** Excerpt from a dataset **
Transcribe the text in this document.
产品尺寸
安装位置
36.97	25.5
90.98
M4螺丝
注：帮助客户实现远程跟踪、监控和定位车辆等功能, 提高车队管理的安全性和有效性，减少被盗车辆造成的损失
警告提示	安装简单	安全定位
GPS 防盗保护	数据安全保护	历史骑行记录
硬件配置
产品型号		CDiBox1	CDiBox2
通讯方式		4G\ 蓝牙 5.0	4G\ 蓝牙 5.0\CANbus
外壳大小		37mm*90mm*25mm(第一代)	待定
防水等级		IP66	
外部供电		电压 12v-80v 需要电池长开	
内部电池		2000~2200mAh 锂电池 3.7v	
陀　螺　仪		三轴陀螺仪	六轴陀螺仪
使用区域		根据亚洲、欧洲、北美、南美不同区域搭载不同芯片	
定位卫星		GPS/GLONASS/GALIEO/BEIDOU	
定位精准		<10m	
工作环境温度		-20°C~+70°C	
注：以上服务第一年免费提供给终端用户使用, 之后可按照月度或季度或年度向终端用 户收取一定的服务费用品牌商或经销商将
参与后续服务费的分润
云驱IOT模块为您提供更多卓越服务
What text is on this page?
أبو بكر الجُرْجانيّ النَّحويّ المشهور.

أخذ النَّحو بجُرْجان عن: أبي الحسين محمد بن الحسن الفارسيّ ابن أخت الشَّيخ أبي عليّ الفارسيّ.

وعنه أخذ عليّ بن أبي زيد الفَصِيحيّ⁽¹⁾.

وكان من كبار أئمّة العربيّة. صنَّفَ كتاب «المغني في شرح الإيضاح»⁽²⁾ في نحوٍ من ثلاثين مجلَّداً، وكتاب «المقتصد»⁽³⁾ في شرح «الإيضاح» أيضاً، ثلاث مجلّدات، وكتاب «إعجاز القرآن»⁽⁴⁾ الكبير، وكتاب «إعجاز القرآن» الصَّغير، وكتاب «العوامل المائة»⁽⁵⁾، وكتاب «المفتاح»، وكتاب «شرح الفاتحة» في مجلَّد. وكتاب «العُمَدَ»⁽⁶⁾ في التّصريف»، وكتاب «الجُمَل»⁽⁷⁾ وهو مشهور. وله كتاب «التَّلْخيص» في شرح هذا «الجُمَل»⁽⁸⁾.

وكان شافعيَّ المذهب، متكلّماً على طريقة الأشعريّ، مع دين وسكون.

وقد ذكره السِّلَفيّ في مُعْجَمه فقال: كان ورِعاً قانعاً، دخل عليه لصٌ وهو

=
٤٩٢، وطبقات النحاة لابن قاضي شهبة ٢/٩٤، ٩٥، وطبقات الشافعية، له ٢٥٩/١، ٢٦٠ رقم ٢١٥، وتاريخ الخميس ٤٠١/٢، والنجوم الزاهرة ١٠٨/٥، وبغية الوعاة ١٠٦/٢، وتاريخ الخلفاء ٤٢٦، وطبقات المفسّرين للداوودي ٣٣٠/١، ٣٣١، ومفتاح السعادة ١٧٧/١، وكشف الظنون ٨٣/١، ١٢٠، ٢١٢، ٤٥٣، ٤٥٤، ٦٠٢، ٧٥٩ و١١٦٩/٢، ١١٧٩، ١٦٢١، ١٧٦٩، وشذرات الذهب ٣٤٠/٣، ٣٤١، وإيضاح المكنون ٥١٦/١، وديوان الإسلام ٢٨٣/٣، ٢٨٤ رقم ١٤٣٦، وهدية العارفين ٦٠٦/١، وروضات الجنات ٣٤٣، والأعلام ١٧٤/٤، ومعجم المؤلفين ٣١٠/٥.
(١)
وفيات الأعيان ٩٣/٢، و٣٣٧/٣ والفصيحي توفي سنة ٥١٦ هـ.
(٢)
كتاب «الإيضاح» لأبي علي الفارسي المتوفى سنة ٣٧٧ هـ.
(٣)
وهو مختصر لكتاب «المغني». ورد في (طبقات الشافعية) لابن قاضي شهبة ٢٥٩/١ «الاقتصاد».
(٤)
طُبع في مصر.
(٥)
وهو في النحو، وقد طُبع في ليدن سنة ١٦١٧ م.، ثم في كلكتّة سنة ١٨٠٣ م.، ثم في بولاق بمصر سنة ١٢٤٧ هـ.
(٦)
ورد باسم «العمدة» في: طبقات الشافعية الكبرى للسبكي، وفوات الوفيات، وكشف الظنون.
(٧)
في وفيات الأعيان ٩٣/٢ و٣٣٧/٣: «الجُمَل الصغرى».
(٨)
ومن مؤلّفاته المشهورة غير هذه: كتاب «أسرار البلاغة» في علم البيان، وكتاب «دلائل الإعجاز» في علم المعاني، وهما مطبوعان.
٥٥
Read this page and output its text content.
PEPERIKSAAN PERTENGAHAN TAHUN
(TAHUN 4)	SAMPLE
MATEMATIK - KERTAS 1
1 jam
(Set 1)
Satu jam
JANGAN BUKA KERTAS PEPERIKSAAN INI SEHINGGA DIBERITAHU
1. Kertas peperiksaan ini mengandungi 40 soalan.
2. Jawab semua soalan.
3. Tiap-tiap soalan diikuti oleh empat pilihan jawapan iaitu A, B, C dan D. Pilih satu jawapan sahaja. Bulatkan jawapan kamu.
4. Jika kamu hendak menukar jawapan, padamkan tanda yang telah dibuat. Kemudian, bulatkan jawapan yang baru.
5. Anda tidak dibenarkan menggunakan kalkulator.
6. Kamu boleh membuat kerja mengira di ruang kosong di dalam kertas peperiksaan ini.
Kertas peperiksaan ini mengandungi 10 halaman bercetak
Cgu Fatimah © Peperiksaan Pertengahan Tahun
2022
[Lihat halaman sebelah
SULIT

** EXERCISE AIM **
Which lines hold the word "text"? Copy all of them.

** OUTPUT FOR THIS TASK **
Transcribe the text in this document.
What text is on this page?
Read this page and output its text content.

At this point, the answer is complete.